■ **TO BE DONE**
Write out the data again in full, exactly as it reads.

■ **Entries from a dataset**
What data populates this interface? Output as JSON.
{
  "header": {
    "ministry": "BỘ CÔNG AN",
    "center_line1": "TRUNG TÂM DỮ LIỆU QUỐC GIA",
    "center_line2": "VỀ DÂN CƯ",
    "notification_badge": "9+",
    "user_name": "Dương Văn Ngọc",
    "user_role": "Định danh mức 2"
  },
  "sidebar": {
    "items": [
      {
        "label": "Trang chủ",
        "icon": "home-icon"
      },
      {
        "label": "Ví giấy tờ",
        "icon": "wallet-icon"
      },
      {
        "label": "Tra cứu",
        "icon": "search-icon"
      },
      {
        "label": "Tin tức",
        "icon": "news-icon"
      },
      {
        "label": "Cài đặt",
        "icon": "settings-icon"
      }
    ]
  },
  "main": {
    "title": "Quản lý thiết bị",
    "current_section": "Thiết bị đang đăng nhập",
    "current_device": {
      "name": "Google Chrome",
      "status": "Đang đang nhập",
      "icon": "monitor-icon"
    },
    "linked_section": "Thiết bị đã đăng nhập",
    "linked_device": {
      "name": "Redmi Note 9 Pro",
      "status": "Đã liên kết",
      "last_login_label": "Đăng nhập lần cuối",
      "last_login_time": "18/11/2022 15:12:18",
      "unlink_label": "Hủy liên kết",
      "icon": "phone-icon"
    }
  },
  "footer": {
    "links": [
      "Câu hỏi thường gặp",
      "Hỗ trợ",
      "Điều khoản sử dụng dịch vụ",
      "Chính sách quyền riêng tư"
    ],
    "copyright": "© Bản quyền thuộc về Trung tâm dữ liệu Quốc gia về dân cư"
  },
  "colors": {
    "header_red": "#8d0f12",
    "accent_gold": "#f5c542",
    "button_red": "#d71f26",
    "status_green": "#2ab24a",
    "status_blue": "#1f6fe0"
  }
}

■ **EXERCISE SOLUTION**
What data populates this interface? Output as JSON.
{
  "header": {
    "ministry": "BỘ CÔNG AN",
    "center_line1": "TRUNG TÂM DỮ LIỆU QUỐC GIA",
    "center_line2": "VỀ DÂN CƯ",
    "notification_badge": "9+",
    "user_name": "Dương Văn Ngọc",
    "user_role": "Định danh mức 2"
  },
  "sidebar": {
    "items": [
      {
        "label": "Trang chủ",
        "icon": "home-icon"
      },
      {
        "label": "Ví giấy tờ",
        "icon": "wallet-icon"
      },
      {
        "label": "Tra cứu",
        "icon": "search-icon"
      },
      {
        "label": "Tin tức",
        "icon": "news-icon"
      },
      {
        "label": "Cài đặt",
        "icon": "settings-icon"
      }
    ]
  },
  "main": {
    "title": "Quản lý thiết bị",
    "current_section": "Thiết bị đang đăng nhập",
    "current_device": {
      "name": "Google Chrome",
      "status": "Đang đang nhập",
      "icon": "monitor-icon"
    },
    "linked_section": "Thiết bị đã đăng nhập",
    "linked_device": {
      "name": "Redmi Note 9 Pro",
      "status": "Đã liên kết",
      "last_login_label": "Đăng nhập lần cuối",
      "last_login_time": "18/11/2022 15:12:18",
      "unlink_label": "Hủy liên kết",
      "icon": "phone-icon"
    }
  },
  "footer": {
    "links": [
      "Câu hỏi thường gặp",
      "Hỗ trợ",
      "Điều khoản sử dụng dịch vụ",
      "Chính sách quyền riêng tư"
    ],
    "copyright": "© Bản quyền thuộc về Trung tâm dữ liệu Quốc gia về dân cư"
  },
  "colors": {
    "header_red": "#8d0f12",
    "accent_gold": "#f5c542",
    "button_red": "#d71f26",
    "status_green": "#2ab24a",
    "status_blue": "#1f6fe0"
  }
}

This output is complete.